▶ **Énoncé de la tâche**: Extrayez mot pour mot l'intégralité de l'extrait sur les chômeurs comme « armée de réserve du capital ».

▶ **Extrait source**:
Lorsque Marx parlait des chômeurs comme « armée de réserve du capital », il ne faisait que dire une chose simple : moins il y a d’emploi par rapport au nombre de chercheurs d’emplois, plus ceux-ci acceptent des conditions de travail et de salaires dégradées. Et ceci, bien sûr, se répercute sur l’ensemble des salariés, réduits alors à lutter pour éviter le nivellement par le bas.

Mais à son époque, le problème de l’emploi stable se posait différemment, puisqu’une grande partie du prolétariat, notamment dans l’industrie, était volontairement « précaire » comme dans le cas des nombreux migrants ruraux retournant dans leurs campagnes pour les récoltes. Pour le patronat, l’enjeu était alors de « stabiliser » l’emploi, comme à travers la construction des cités ouvrières fidélisant et fixant géographiquement ouvriers et ouvrières. C’est dire s’il faut relativiser l’idée d’une « flexibilisation » des formes de travail économiquement nécessaire (comme d’ailleurs celle de l’emploi stable comme norme « idéale ).

Un bloc de données

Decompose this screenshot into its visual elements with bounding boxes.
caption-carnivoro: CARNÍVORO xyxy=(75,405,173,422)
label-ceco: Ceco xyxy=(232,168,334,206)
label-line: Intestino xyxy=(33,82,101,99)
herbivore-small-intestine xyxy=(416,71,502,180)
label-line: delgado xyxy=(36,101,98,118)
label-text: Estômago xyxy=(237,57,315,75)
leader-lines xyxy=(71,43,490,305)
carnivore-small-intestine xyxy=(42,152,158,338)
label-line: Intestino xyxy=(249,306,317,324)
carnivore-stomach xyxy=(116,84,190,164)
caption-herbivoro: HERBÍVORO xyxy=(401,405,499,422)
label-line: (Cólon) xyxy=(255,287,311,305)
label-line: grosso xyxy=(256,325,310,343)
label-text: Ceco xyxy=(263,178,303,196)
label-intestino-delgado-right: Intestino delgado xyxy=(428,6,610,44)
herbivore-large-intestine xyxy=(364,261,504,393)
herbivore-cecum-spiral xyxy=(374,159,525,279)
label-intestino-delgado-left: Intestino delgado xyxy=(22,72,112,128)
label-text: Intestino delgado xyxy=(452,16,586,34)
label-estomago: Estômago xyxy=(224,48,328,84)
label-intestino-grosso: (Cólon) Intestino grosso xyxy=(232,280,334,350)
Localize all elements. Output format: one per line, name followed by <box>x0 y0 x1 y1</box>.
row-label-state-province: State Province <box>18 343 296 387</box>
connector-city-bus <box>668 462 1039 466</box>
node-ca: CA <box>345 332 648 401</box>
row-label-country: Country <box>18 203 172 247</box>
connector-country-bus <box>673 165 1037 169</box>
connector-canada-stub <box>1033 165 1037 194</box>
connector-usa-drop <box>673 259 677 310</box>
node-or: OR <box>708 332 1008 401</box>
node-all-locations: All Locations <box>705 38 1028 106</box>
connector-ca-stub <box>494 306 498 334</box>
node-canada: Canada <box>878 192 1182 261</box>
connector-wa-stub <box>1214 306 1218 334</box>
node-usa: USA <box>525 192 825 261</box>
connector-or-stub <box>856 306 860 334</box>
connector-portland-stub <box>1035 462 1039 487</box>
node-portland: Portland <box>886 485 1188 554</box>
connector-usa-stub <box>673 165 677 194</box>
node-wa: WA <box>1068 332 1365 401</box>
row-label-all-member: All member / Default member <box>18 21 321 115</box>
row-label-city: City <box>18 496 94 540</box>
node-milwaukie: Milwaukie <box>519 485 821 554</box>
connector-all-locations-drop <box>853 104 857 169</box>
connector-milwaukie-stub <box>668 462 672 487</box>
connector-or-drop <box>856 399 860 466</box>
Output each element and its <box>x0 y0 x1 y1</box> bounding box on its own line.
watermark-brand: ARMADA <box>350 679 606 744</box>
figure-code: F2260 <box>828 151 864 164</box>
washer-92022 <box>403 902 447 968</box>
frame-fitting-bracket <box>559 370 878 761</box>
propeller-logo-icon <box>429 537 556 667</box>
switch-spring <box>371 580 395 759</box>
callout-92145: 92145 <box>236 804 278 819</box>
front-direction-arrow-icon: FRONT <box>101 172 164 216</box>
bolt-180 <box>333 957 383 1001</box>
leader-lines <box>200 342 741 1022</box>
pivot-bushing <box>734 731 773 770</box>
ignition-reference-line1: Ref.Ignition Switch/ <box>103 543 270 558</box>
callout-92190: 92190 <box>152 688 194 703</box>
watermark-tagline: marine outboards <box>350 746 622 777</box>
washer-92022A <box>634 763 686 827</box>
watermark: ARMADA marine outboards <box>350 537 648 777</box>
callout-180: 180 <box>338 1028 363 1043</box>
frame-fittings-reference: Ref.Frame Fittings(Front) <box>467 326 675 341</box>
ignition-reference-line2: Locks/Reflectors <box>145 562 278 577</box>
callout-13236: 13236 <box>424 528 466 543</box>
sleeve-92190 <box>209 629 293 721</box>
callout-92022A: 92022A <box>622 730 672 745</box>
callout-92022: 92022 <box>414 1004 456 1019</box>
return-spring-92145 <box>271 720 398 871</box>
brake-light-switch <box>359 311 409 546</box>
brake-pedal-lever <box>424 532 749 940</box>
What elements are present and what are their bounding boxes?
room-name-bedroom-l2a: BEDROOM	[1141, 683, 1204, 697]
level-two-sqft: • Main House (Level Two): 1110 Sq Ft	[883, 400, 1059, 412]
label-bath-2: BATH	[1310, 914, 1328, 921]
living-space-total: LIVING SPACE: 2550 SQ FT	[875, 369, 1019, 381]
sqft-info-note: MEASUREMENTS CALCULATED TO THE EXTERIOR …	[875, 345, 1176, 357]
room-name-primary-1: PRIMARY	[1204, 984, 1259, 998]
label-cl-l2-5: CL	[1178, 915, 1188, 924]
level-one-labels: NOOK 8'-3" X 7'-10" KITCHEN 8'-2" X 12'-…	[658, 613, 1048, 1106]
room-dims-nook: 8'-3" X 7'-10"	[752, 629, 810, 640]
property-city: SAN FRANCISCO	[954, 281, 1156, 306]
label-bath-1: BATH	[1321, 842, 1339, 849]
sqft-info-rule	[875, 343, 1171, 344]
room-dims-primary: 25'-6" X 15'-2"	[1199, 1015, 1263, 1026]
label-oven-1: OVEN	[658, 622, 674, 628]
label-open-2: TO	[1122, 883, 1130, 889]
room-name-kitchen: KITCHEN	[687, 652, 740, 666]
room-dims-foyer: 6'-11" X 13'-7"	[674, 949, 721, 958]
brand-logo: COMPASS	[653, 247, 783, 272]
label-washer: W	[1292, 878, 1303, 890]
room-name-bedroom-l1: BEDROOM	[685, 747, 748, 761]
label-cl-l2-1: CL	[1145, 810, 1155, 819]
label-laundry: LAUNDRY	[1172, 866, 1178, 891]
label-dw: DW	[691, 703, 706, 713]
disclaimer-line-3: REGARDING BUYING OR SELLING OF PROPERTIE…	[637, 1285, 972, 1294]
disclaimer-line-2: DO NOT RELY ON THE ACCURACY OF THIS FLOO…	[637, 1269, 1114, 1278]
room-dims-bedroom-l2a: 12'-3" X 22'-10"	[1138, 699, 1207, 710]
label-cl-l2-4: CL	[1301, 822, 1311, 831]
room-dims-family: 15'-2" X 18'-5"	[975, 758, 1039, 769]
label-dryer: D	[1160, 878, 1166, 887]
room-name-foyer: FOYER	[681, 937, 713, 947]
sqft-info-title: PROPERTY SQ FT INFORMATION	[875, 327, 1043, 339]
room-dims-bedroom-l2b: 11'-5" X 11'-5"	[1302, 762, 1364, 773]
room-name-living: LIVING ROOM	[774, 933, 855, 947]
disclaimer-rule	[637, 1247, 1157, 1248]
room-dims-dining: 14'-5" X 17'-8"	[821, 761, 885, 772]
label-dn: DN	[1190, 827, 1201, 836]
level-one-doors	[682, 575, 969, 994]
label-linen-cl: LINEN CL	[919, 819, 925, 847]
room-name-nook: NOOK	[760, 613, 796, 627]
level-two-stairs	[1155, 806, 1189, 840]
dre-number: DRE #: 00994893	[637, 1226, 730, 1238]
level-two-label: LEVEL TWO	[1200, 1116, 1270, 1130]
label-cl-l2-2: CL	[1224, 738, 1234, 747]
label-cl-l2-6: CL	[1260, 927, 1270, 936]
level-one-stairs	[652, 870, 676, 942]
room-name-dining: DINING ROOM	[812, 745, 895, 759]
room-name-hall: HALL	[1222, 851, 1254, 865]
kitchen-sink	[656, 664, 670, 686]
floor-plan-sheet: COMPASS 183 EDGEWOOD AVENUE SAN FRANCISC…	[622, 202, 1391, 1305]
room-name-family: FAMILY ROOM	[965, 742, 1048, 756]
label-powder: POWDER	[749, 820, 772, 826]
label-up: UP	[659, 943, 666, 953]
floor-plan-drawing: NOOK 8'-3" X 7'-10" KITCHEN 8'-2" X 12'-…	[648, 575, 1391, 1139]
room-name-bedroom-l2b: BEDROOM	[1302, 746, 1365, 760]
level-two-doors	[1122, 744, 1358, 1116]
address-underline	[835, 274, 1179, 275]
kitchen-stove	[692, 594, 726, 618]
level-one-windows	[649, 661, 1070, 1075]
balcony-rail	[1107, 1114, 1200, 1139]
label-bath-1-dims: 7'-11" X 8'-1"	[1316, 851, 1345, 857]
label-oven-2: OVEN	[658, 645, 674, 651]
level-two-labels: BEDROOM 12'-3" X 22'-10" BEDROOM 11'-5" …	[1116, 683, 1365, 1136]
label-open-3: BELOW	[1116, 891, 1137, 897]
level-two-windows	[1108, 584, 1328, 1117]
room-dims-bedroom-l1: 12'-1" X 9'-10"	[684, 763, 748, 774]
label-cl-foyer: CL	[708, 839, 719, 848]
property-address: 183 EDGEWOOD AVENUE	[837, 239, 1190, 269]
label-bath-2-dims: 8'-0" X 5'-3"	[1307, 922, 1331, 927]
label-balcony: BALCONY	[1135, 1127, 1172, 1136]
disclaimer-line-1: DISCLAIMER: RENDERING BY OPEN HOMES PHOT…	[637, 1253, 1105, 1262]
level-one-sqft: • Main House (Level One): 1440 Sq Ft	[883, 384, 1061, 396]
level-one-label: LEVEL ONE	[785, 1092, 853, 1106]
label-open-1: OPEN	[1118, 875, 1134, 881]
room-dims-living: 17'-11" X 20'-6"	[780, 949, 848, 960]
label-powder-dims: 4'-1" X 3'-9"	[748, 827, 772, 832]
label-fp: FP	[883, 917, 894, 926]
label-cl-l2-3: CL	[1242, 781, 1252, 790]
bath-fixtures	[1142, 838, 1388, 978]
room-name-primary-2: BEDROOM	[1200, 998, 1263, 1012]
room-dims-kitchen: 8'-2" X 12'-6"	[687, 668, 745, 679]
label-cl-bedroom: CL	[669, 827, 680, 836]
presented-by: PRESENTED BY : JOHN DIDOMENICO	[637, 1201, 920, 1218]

▶ **Solution détaillée**:
Lorsque Marx parlait des chômeurs comme « armée de réserve du capital », il ne faisait que dire une chose simple : moins il y a d’emploi par rapport au nombre de chercheurs d’emplois, plus ceux-ci acceptent des conditions de travail et de salaires dégradées. Et ceci, bien sûr, se répercute sur l’ensemble des salariés, réduits alors à lutter pour éviter le nivellement par le bas.

Mais à son époque, le problème de l’emploi stable se posait différemment, puisqu’une grande partie du prolétariat, notamment dans l’industrie, était volontairement « précaire » comme dans le cas des nombreux migrants ruraux retournant dans leurs campagnes pour les récoltes. Pour le patronat, l’enjeu était alors de « stabiliser » l’emploi, comme à travers la construction des cités ouvrières fidélisant et fixant géographiquement ouvriers et ouvrières. C’est dire s’il faut relativiser l’idée d’une « flexibilisation » des formes de travail économiquement nécessaire (comme d’ailleurs celle de l’emploi stable comme norme « idéale ).